** begin GIVEN DATA **

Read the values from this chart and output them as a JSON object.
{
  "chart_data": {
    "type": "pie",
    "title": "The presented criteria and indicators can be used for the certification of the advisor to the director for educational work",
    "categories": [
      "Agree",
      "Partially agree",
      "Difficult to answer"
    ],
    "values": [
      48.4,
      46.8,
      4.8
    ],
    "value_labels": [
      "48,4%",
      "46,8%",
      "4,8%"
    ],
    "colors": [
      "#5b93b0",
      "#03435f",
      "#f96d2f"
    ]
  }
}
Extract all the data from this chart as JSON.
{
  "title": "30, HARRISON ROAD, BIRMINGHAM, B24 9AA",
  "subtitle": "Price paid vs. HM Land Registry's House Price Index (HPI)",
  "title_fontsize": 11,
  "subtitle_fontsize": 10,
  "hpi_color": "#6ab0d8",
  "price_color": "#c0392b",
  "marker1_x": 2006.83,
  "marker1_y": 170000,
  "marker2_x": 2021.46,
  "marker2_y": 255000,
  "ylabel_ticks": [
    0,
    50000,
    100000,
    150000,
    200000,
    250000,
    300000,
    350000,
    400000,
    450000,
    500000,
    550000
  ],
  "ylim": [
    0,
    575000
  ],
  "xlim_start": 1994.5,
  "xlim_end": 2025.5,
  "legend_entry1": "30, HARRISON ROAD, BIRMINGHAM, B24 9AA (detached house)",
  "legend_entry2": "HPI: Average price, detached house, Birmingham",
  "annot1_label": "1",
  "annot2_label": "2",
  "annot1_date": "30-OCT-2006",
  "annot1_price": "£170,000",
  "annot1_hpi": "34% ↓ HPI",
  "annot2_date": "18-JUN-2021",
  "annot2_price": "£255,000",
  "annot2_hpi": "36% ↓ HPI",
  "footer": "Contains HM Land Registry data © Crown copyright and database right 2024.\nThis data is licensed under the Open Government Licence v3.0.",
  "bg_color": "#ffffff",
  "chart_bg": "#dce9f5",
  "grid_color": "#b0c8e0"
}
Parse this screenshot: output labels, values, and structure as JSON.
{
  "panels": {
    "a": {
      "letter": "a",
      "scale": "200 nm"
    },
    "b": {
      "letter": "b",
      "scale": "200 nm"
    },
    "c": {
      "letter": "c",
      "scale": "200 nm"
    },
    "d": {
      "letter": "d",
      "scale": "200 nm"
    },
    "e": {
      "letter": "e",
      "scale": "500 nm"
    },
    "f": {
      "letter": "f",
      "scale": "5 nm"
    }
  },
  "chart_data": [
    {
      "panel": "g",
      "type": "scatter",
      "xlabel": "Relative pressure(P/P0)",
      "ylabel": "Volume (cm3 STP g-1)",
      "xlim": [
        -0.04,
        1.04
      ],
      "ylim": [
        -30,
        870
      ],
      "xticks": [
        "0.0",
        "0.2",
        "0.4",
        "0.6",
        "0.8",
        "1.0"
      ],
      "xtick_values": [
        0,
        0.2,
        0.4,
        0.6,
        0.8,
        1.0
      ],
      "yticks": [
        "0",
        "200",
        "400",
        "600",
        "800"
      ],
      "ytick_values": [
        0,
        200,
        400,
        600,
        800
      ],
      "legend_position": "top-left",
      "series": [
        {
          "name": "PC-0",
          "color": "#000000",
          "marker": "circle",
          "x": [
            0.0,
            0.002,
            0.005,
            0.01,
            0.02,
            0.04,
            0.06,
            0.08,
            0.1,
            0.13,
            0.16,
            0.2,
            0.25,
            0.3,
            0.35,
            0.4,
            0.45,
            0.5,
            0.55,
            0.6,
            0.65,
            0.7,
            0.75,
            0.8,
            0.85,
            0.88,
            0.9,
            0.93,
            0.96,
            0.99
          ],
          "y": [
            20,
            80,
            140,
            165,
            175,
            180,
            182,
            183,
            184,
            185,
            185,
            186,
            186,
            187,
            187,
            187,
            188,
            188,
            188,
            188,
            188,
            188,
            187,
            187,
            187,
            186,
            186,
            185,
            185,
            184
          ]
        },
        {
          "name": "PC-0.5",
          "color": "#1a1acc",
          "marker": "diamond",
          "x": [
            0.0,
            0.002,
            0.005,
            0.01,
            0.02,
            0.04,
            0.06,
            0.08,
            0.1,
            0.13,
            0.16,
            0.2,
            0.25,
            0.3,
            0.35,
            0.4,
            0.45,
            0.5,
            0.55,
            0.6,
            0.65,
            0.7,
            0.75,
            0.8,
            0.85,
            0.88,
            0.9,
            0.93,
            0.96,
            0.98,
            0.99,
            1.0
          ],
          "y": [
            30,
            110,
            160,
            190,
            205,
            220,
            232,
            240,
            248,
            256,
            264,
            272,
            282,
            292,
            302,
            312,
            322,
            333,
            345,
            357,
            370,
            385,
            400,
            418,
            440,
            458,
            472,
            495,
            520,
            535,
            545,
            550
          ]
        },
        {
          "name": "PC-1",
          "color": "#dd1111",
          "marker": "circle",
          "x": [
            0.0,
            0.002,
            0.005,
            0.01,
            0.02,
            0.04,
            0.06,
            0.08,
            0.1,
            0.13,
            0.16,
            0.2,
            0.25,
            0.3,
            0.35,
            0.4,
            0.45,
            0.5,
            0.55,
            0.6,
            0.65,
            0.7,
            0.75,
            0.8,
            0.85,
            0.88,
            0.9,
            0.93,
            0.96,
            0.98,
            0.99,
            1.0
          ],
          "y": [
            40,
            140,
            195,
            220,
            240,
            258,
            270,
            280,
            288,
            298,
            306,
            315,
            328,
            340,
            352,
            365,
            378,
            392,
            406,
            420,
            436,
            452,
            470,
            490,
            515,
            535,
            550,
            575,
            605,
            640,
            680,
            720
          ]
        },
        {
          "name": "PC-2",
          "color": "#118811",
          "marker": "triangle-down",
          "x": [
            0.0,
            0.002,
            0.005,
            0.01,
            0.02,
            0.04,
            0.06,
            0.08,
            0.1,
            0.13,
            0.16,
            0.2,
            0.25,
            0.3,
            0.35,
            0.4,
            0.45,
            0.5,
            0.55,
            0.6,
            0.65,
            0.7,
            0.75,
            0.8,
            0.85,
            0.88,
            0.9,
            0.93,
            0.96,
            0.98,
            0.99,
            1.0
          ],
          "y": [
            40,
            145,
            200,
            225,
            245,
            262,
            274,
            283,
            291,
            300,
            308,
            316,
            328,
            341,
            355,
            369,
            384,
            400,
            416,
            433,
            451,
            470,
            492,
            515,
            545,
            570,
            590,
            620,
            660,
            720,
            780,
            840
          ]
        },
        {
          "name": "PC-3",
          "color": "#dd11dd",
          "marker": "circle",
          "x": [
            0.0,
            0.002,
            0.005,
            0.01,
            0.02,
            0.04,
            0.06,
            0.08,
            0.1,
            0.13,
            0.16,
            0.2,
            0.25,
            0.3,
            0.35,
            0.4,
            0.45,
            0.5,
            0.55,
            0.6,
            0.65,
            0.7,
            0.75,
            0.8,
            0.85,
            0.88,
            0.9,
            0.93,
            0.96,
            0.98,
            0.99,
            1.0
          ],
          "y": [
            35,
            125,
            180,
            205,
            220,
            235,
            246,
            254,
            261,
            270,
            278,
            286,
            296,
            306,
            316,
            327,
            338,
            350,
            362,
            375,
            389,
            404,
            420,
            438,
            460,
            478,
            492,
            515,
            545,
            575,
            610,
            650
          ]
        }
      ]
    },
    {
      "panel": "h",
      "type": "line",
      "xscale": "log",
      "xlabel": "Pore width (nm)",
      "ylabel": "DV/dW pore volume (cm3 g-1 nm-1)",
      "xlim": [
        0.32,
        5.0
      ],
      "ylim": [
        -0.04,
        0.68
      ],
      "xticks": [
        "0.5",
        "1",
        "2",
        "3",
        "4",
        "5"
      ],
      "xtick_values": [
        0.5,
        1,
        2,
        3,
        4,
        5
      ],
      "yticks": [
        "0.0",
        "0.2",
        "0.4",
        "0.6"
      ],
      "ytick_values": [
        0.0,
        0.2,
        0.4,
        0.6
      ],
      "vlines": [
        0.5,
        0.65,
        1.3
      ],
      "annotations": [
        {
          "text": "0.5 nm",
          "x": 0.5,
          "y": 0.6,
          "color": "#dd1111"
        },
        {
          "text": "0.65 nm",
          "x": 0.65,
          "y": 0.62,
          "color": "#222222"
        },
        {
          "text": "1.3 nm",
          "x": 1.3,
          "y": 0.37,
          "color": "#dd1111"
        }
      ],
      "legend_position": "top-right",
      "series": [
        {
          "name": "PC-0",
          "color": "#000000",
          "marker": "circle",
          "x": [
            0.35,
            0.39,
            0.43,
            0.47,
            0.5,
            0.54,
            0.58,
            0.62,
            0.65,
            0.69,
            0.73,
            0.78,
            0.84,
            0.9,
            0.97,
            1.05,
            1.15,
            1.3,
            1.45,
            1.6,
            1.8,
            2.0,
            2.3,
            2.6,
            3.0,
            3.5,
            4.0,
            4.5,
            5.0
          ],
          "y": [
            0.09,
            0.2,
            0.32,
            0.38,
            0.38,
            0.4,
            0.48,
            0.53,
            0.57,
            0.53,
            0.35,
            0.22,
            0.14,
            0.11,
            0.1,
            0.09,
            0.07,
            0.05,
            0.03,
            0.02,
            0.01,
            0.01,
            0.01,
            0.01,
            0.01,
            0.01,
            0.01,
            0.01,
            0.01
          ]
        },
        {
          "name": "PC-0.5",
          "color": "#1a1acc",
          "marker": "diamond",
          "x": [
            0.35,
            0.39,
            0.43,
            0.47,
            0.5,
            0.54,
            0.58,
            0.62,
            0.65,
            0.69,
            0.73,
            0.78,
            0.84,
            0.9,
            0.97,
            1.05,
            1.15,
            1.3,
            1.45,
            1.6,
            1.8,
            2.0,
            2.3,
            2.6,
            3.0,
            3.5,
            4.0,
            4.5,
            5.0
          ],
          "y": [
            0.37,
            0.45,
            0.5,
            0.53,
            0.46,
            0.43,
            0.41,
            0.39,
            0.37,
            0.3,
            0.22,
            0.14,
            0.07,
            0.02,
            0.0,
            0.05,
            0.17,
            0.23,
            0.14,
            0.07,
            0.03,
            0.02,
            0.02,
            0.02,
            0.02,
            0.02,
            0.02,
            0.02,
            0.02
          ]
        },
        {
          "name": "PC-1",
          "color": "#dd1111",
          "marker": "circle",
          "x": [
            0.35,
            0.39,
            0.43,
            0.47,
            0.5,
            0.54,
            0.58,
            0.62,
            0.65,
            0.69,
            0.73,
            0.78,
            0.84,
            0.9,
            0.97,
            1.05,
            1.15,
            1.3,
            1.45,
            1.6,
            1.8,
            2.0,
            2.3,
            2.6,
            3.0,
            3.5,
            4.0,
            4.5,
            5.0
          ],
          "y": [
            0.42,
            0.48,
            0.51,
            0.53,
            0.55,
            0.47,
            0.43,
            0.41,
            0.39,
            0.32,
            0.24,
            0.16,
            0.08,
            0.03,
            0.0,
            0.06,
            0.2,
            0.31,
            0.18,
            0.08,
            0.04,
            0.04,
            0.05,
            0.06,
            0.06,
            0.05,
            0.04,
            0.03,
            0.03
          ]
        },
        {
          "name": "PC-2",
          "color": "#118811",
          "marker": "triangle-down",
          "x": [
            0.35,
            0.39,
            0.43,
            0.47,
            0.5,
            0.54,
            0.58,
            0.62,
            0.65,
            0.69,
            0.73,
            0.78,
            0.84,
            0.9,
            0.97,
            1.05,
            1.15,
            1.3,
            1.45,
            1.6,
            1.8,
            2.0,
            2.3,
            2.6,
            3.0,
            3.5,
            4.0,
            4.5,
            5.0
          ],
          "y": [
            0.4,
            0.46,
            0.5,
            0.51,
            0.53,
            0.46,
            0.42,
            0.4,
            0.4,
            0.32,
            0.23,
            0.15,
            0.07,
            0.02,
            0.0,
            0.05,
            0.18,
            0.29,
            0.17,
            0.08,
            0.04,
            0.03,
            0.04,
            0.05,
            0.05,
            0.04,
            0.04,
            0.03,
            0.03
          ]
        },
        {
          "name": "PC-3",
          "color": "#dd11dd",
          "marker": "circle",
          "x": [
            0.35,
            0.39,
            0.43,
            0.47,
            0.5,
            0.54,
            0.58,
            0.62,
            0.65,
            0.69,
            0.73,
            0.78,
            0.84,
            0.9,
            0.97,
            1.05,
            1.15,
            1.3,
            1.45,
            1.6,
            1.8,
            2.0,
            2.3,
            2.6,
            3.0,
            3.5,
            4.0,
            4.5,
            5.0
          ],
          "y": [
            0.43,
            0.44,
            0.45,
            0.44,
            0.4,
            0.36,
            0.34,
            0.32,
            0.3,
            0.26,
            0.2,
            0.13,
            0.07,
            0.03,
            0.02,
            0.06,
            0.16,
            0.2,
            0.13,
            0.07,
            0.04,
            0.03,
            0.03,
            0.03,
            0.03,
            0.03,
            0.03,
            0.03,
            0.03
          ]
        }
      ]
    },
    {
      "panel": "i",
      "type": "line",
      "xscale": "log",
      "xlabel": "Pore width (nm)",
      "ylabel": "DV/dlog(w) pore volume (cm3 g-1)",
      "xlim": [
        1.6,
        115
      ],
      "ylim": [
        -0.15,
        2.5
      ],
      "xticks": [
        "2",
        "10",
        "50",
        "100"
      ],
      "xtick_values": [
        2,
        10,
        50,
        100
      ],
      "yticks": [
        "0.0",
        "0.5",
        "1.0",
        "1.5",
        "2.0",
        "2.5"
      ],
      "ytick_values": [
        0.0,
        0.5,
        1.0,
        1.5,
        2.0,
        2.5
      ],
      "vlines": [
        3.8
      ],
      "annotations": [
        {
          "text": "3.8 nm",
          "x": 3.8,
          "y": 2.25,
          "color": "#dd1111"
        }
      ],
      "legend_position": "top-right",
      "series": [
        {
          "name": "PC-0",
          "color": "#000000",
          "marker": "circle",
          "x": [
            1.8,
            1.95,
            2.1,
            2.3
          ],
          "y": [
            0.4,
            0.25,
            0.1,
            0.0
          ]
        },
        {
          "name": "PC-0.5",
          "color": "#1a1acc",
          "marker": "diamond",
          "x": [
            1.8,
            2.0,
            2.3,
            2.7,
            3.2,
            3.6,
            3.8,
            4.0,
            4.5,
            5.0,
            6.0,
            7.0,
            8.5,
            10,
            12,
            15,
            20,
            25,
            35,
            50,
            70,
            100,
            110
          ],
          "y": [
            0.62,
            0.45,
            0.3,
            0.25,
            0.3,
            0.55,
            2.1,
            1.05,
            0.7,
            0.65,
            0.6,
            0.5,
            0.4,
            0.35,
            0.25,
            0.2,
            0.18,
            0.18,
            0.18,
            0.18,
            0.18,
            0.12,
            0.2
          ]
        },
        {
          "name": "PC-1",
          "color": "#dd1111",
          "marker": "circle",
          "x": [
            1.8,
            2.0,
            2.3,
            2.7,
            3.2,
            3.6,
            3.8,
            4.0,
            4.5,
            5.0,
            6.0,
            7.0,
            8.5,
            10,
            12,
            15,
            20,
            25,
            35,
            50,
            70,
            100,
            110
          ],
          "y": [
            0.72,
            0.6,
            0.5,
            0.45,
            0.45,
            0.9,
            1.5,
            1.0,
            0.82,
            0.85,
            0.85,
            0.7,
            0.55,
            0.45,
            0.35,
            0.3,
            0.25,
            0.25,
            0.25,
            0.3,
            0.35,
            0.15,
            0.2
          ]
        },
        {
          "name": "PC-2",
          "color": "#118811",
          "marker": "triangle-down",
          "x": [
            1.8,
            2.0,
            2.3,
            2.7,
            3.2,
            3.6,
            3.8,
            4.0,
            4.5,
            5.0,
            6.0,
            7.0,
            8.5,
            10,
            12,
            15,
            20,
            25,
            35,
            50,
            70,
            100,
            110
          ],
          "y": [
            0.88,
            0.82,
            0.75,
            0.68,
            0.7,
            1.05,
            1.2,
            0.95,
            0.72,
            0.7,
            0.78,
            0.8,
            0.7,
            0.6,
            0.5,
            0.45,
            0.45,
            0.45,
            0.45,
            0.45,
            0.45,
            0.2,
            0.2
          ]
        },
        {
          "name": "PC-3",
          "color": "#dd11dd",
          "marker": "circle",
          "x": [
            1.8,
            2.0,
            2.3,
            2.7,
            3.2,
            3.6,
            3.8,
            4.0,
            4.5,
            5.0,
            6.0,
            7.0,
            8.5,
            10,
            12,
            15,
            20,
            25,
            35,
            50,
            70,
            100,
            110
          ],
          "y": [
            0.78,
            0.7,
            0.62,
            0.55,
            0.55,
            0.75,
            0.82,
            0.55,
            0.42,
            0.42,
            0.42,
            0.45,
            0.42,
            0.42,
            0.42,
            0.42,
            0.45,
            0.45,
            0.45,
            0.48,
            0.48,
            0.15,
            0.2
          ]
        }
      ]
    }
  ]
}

** end GIVEN DATA **

**GIVEN REQUEST**
From the material given, work out how many lines hold the string "text"; state that number and nothing further.

**SOLUTION FOR THIS TASK**
4